WRITTEN EXERCISE
Extract the full listing verbatim and drop any pictures from your copy.
═════ SOURCE RECORDS
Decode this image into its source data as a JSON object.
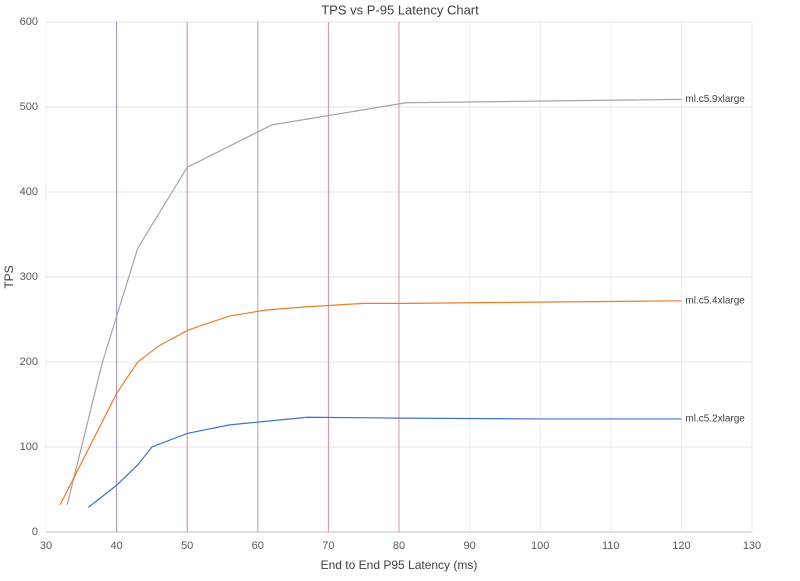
{
  "chart_data": {
    "type": "line",
    "title": "TPS vs P-95 Latency Chart",
    "x_label": "End to End P95 Latency (ms)",
    "y_label": "TPS",
    "xlim": [
      30,
      130
    ],
    "xticks": [
      30,
      40,
      50,
      60,
      70,
      80,
      90,
      100,
      110,
      120,
      130
    ],
    "ylim": [
      0,
      600
    ],
    "yticks": [
      0,
      100,
      200,
      300,
      400,
      500,
      600
    ],
    "grid": true,
    "reference_lines": [
      {
        "x": 40,
        "color": "#a08cbf"
      },
      {
        "x": 50,
        "color": "#e08a8a"
      },
      {
        "x": 60,
        "color": "#b3a3c8"
      },
      {
        "x": 70,
        "color": "#d88fa0"
      },
      {
        "x": 80,
        "color": "#e89090"
      }
    ],
    "series": [
      {
        "name": "ml.c5.9xlarge",
        "color": "#a5a5a5",
        "x": [
          33,
          38,
          43,
          50,
          62,
          81,
          120
        ],
        "values": [
          32,
          200,
          334,
          429,
          479,
          505,
          509
        ]
      },
      {
        "name": "ml.c5.4xlarge",
        "color": "#ed7d31",
        "x": [
          32,
          40,
          43,
          46,
          50,
          52,
          56,
          61,
          67,
          75,
          81,
          120
        ],
        "values": [
          32,
          163,
          200,
          219,
          237,
          243,
          254,
          261,
          265,
          269,
          269,
          272
        ]
      },
      {
        "name": "ml.c5.2xlarge",
        "color": "#4472c4",
        "x": [
          36,
          40,
          43,
          45,
          50,
          56,
          67,
          80,
          100,
          120
        ],
        "values": [
          29,
          55,
          79,
          100,
          116,
          126,
          135,
          134,
          133,
          133
        ]
      }
    ]
  }
}
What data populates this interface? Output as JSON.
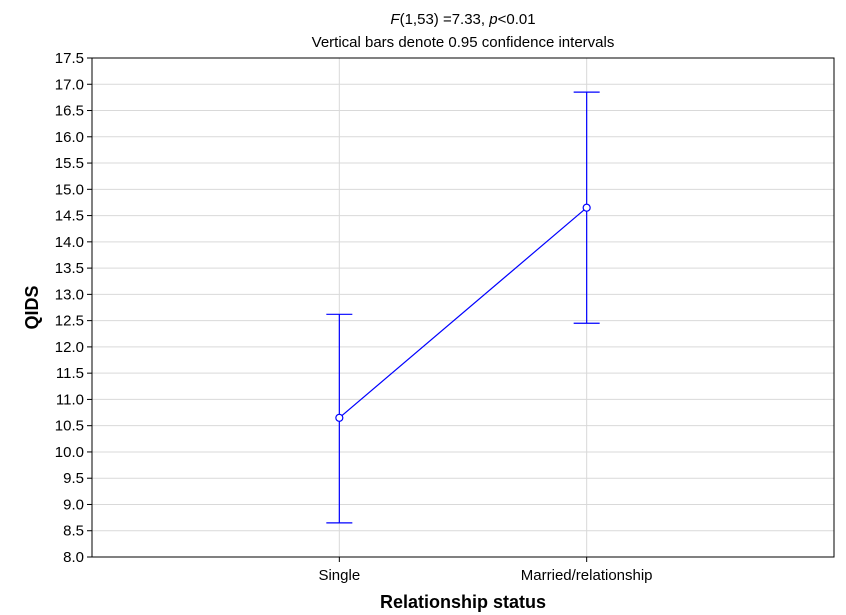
{
  "chart_data": {
    "type": "line",
    "title_parts": [
      {
        "text": "F",
        "italic": true
      },
      {
        "text": "(1,53) =7.33, ",
        "italic": false
      },
      {
        "text": "p",
        "italic": true
      },
      {
        "text": "<0.01",
        "italic": false
      }
    ],
    "subtitle": "Vertical bars denote 0.95 confidence intervals",
    "xlabel": "Relationship status",
    "ylabel": "QIDS",
    "categories": [
      "Single",
      "Married/relationship"
    ],
    "series": [
      {
        "values": [
          10.65,
          14.65
        ],
        "ci_lower": [
          8.65,
          12.45
        ],
        "ci_upper": [
          12.62,
          16.85
        ],
        "color": "#0000ff"
      }
    ],
    "ylim": [
      8.0,
      17.5
    ],
    "ytick_step": 0.5,
    "grid": true
  }
}
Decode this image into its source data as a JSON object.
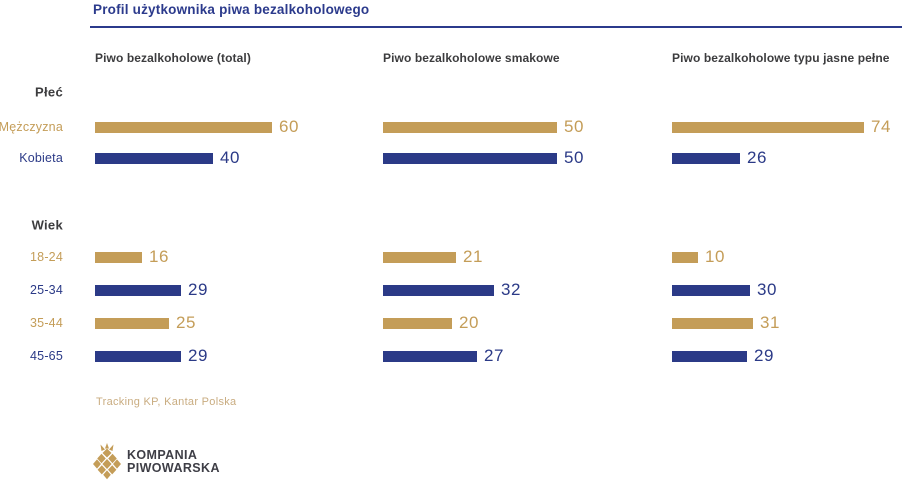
{
  "logo": {
    "line1": "KOMPANIA",
    "line2": "PIWOWARSKA"
  },
  "colors": {
    "gold": "#C49D58",
    "navy": "#2B3A87",
    "title": "#2B3A8C",
    "heading": "#3C3C3E",
    "source": "#C9AC80",
    "logo_text": "#3E3E46"
  },
  "chart_data": {
    "type": "bar",
    "orientation": "horizontal",
    "title": "Profil użytkownika piwa bezalkoholowego",
    "source": "Tracking KP, Kantar Polska",
    "value_labels": true,
    "axes_shown": false,
    "legend": "none",
    "sections": [
      {
        "label": "Płeć",
        "rows": [
          {
            "label": "Mężczyzna",
            "color": "gold"
          },
          {
            "label": "Kobieta",
            "color": "navy"
          }
        ]
      },
      {
        "label": "Wiek",
        "rows": [
          {
            "label": "18-24",
            "color": "gold"
          },
          {
            "label": "25-34",
            "color": "navy"
          },
          {
            "label": "35-44",
            "color": "gold"
          },
          {
            "label": "45-65",
            "color": "navy"
          }
        ]
      }
    ],
    "columns": [
      {
        "header": "Piwo bezalkoholowe (total)",
        "values": [
          60,
          40,
          16,
          29,
          25,
          29
        ]
      },
      {
        "header": "Piwo bezalkoholowe smakowe",
        "values": [
          50,
          50,
          21,
          32,
          20,
          27
        ]
      },
      {
        "header": "Piwo bezalkoholowe typu jasne pełne",
        "values": [
          74,
          26,
          10,
          30,
          31,
          29
        ]
      }
    ]
  }
}
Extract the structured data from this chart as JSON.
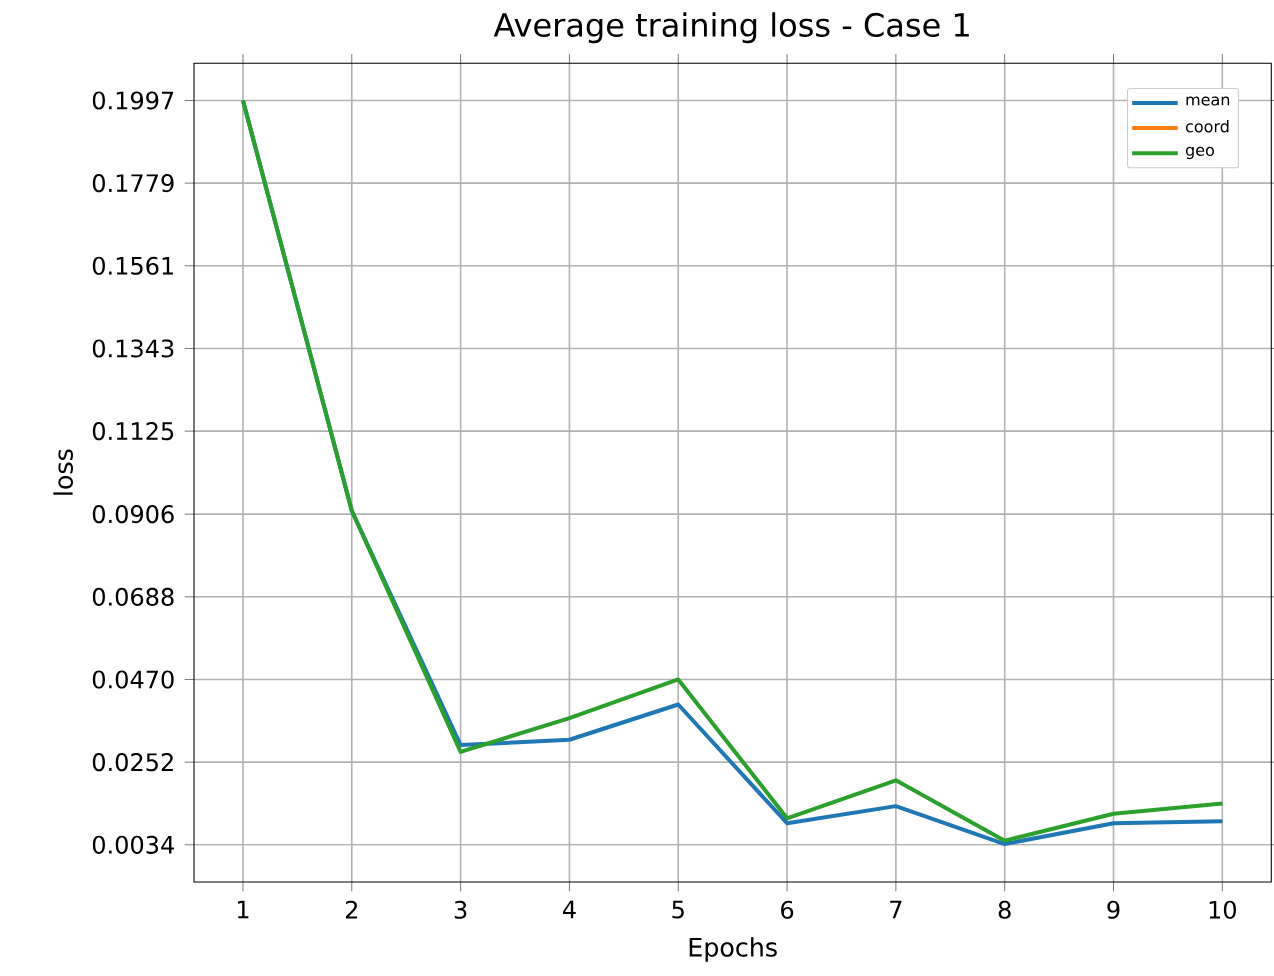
{
  "chart_data": {
    "type": "line",
    "title": "Average training loss - Case 1",
    "xlabel": "Epochs",
    "ylabel": "loss",
    "x": [
      1,
      2,
      3,
      4,
      5,
      6,
      7,
      8,
      9,
      10
    ],
    "series": [
      {
        "name": "mean",
        "color": "#1f77b4",
        "values": [
          0.1997,
          0.0915,
          0.0297,
          0.0311,
          0.0404,
          0.0091,
          0.0136,
          0.0036,
          0.0091,
          0.0096
        ]
      },
      {
        "name": "coord",
        "color": "#ff7f0e",
        "values": [
          null,
          null,
          null,
          null,
          null,
          null,
          null,
          null,
          null,
          null
        ]
      },
      {
        "name": "geo",
        "color": "#2ca02c",
        "values": [
          0.1997,
          0.0915,
          0.0279,
          0.0368,
          0.047,
          0.0104,
          0.0204,
          0.0045,
          0.0116,
          0.0143
        ]
      }
    ],
    "xlim": [
      0.55,
      10.45
    ],
    "ylim": [
      -0.0064,
      0.2095
    ],
    "xticks": [
      1,
      2,
      3,
      4,
      5,
      6,
      7,
      8,
      9,
      10
    ],
    "yticks": [
      {
        "value": 0.0034,
        "label": "0.0034"
      },
      {
        "value": 0.0252,
        "label": "0.0252"
      },
      {
        "value": 0.047,
        "label": "0.0470"
      },
      {
        "value": 0.0688,
        "label": "0.0688"
      },
      {
        "value": 0.0906,
        "label": "0.0906"
      },
      {
        "value": 0.1125,
        "label": "0.1125"
      },
      {
        "value": 0.1343,
        "label": "0.1343"
      },
      {
        "value": 0.1561,
        "label": "0.1561"
      },
      {
        "value": 0.1779,
        "label": "0.1779"
      },
      {
        "value": 0.1997,
        "label": "0.1997"
      }
    ],
    "grid": true,
    "legend": "top right"
  }
}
══════════
ANSWER
Decode this image into its source data as a JSON object.
{
  "chart_data": {
    "type": "line",
    "title": "TPS vs P-95 Latency Chart",
    "x_label": "End to End P95 Latency (ms)",
    "y_label": "TPS",
    "xlim": [
      30,
      130
    ],
    "xticks": [
      30,
      40,
      50,
      60,
      70,
      80,
      90,
      100,
      110,
      120,
      130
    ],
    "ylim": [
      0,
      600
    ],
    "yticks": [
      0,
      100,
      200,
      300,
      400,
      500,
      600
    ],
    "grid": true,
    "reference_lines": [
      {
        "x": 40,
        "color": "#a08cbf"
      },
      {
        "x": 50,
        "color": "#e08a8a"
      },
      {
        "x": 60,
        "color": "#b3a3c8"
      },
      {
        "x": 70,
        "color": "#d88fa0"
      },
      {
        "x": 80,
        "color": "#e89090"
      }
    ],
    "series": [
      {
        "name": "ml.c5.9xlarge",
        "color": "#a5a5a5",
        "x": [
          33,
          38,
          43,
          50,
          62,
          81,
          120
        ],
        "values": [
          32,
          200,
          334,
          429,
          479,
          505,
          509
        ]
      },
      {
        "name": "ml.c5.4xlarge",
        "color": "#ed7d31",
        "x": [
          32,
          40,
          43,
          46,
          50,
          52,
          56,
          61,
          67,
          75,
          81,
          120
        ],
        "values": [
          32,
          163,
          200,
          219,
          237,
          243,
          254,
          261,
          265,
          269,
          269,
          272
        ]
      },
      {
        "name": "ml.c5.2xlarge",
        "color": "#4472c4",
        "x": [
          36,
          40,
          43,
          45,
          50,
          56,
          67,
          80,
          100,
          120
        ],
        "values": [
          29,
          55,
          79,
          100,
          116,
          126,
          135,
          134,
          133,
          133
        ]
      }
    ]
  }
}
What data populates this interface? Output as JSON.
{
  "chart_data": {
    "type": "line",
    "title_parts": [
      {
        "text": "F",
        "italic": true
      },
      {
        "text": "(1,53) =7.33, ",
        "italic": false
      },
      {
        "text": "p",
        "italic": true
      },
      {
        "text": "<0.01",
        "italic": false
      }
    ],
    "subtitle": "Vertical bars denote 0.95 confidence intervals",
    "xlabel": "Relationship status",
    "ylabel": "QIDS",
    "categories": [
      "Single",
      "Married/relationship"
    ],
    "series": [
      {
        "values": [
          10.65,
          14.65
        ],
        "ci_lower": [
          8.65,
          12.45
        ],
        "ci_upper": [
          12.62,
          16.85
        ],
        "color": "#0000ff"
      }
    ],
    "ylim": [
      8.0,
      17.5
    ],
    "ytick_step": 0.5,
    "grid": true
  }
}
Decode this image into its source data as a JSON object.
{
  "logo": {
    "line1": "KOMPANIA",
    "line2": "PIWOWARSKA"
  },
  "colors": {
    "gold": "#C49D58",
    "navy": "#2B3A87",
    "title": "#2B3A8C",
    "heading": "#3C3C3E",
    "source": "#C9AC80",
    "logo_text": "#3E3E46"
  },
  "chart_data": {
    "type": "bar",
    "orientation": "horizontal",
    "title": "Profil użytkownika piwa bezalkoholowego",
    "source": "Tracking KP, Kantar Polska",
    "value_labels": true,
    "axes_shown": false,
    "legend": "none",
    "sections": [
      {
        "label": "Płeć",
        "rows": [
          {
            "label": "Mężczyzna",
            "color": "gold"
          },
          {
            "label": "Kobieta",
            "color": "navy"
          }
        ]
      },
      {
        "label": "Wiek",
        "rows": [
          {
            "label": "18-24",
            "color": "gold"
          },
          {
            "label": "25-34",
            "color": "navy"
          },
          {
            "label": "35-44",
            "color": "gold"
          },
          {
            "label": "45-65",
            "color": "navy"
          }
        ]
      }
    ],
    "columns": [
      {
        "header": "Piwo bezalkoholowe (total)",
        "values": [
          60,
          40,
          16,
          29,
          25,
          29
        ]
      },
      {
        "header": "Piwo bezalkoholowe smakowe",
        "values": [
          50,
          50,
          21,
          32,
          20,
          27
        ]
      },
      {
        "header": "Piwo bezalkoholowe typu jasne pełne",
        "values": [
          74,
          26,
          10,
          30,
          31,
          29
        ]
      }
    ]
  }
}
Extract the structured data from this chart as JSON.
{
  "chart_data": {
    "type": "line",
    "title": "Average training loss - Case 1",
    "xlabel": "Epochs",
    "ylabel": "loss",
    "x": [
      1,
      2,
      3,
      4,
      5,
      6,
      7,
      8,
      9,
      10
    ],
    "series": [
      {
        "name": "mean",
        "color": "#1f77b4",
        "values": [
          0.1997,
          0.0915,
          0.0297,
          0.0311,
          0.0404,
          0.0091,
          0.0136,
          0.0036,
          0.0091,
          0.0096
        ]
      },
      {
        "name": "coord",
        "color": "#ff7f0e",
        "values": [
          null,
          null,
          null,
          null,
          null,
          null,
          null,
          null,
          null,
          null
        ]
      },
      {
        "name": "geo",
        "color": "#2ca02c",
        "values": [
          0.1997,
          0.0915,
          0.0279,
          0.0368,
          0.047,
          0.0104,
          0.0204,
          0.0045,
          0.0116,
          0.0143
        ]
      }
    ],
    "xlim": [
      0.55,
      10.45
    ],
    "ylim": [
      -0.0064,
      0.2095
    ],
    "xticks": [
      1,
      2,
      3,
      4,
      5,
      6,
      7,
      8,
      9,
      10
    ],
    "yticks": [
      {
        "value": 0.0034,
        "label": "0.0034"
      },
      {
        "value": 0.0252,
        "label": "0.0252"
      },
      {
        "value": 0.047,
        "label": "0.0470"
      },
      {
        "value": 0.0688,
        "label": "0.0688"
      },
      {
        "value": 0.0906,
        "label": "0.0906"
      },
      {
        "value": 0.1125,
        "label": "0.1125"
      },
      {
        "value": 0.1343,
        "label": "0.1343"
      },
      {
        "value": 0.1561,
        "label": "0.1561"
      },
      {
        "value": 0.1779,
        "label": "0.1779"
      },
      {
        "value": 0.1997,
        "label": "0.1997"
      }
    ],
    "grid": true,
    "legend": "top right"
  }
}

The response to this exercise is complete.